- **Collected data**
— begin —

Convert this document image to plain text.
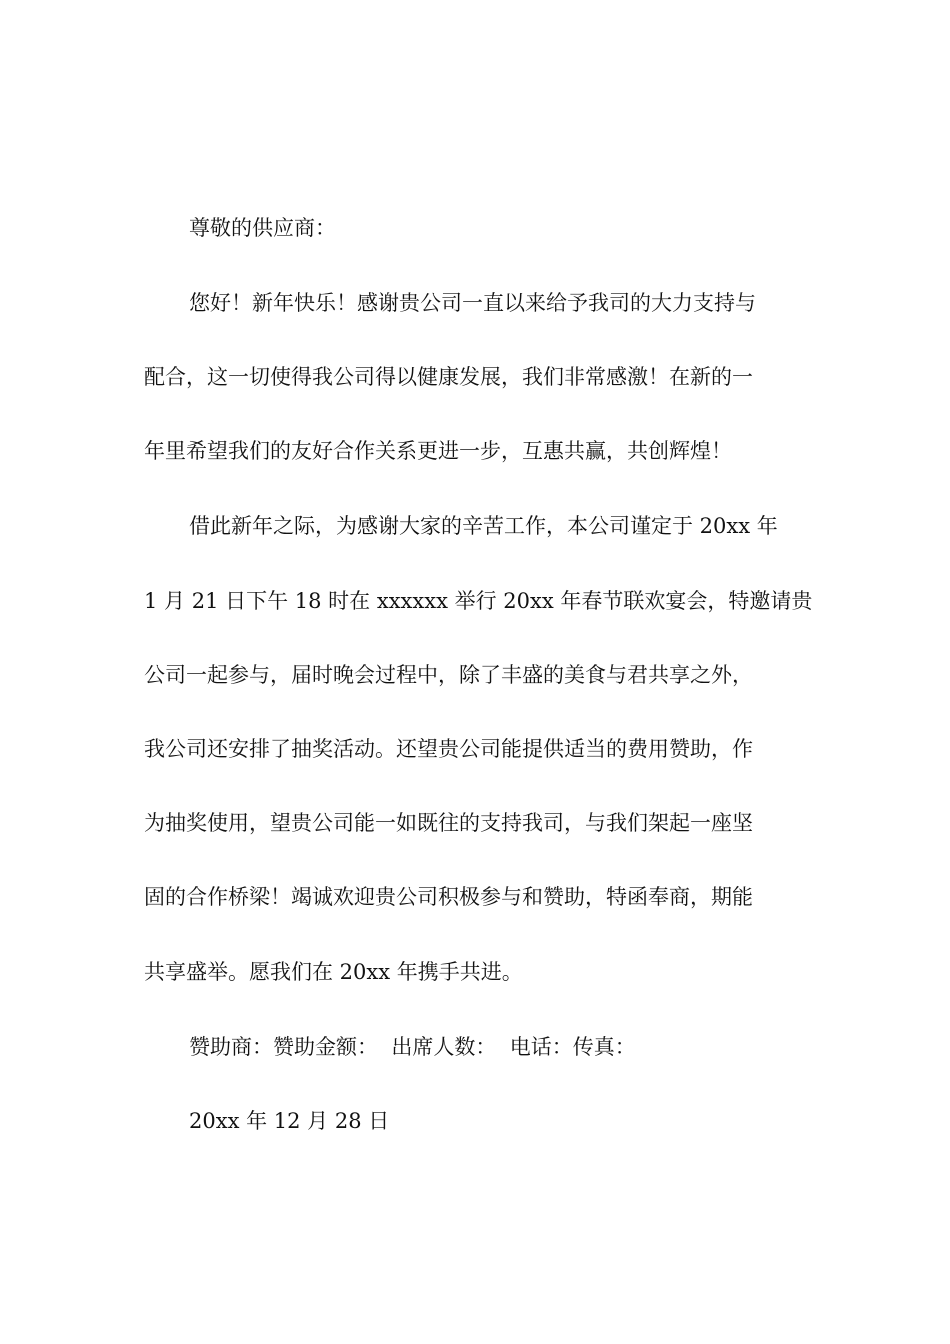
尊敬的供应商：
您好！新年快乐！感谢贵公司一直以来给予我司的大力支持与
配合，这一切使得我公司得以健康发展，我们非常感激！在新的一
年里希望我们的友好合作关系更进一步，互惠共赢，共创辉煌！
借此新年之际，为感谢大家的辛苦工作，本公司谨定于 20xx 年
1 月 21 日下午 18 时在 xxxxxx 举行 20xx 年春节联欢宴会，特邀请贵
公司一起参与，届时晚会过程中，除了丰盛的美食与君共享之外，
我公司还安排了抽奖活动。还望贵公司能提供适当的费用赞助，作
为抽奖使用，望贵公司能一如既往的支持我司，与我们架起一座坚
固的合作桥梁！竭诚欢迎贵公司积极参与和赞助，特函奉商，期能
共享盛举。愿我们在 20xx 年携手共进。
赞助商：赞助金额：  出席人数：  电话：传真：
20xx 年 12 月 28 日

— end —

- **What to produce**
Every record is to be reproduced exactly, with no pictures included.

- **Task answer**
Convert this document image to plain text.
尊敬的供应商：
您好！新年快乐！感谢贵公司一直以来给予我司的大力支持与
配合，这一切使得我公司得以健康发展，我们非常感激！在新的一
年里希望我们的友好合作关系更进一步，互惠共赢，共创辉煌！
借此新年之际，为感谢大家的辛苦工作，本公司谨定于 20xx 年
1 月 21 日下午 18 时在 xxxxxx 举行 20xx 年春节联欢宴会，特邀请贵
公司一起参与，届时晚会过程中，除了丰盛的美食与君共享之外，
我公司还安排了抽奖活动。还望贵公司能提供适当的费用赞助，作
为抽奖使用，望贵公司能一如既往的支持我司，与我们架起一座坚
固的合作桥梁！竭诚欢迎贵公司积极参与和赞助，特函奉商，期能
共享盛举。愿我们在 20xx 年携手共进。
赞助商：赞助金额：  出席人数：  电话：传真：
20xx 年 12 月 28 日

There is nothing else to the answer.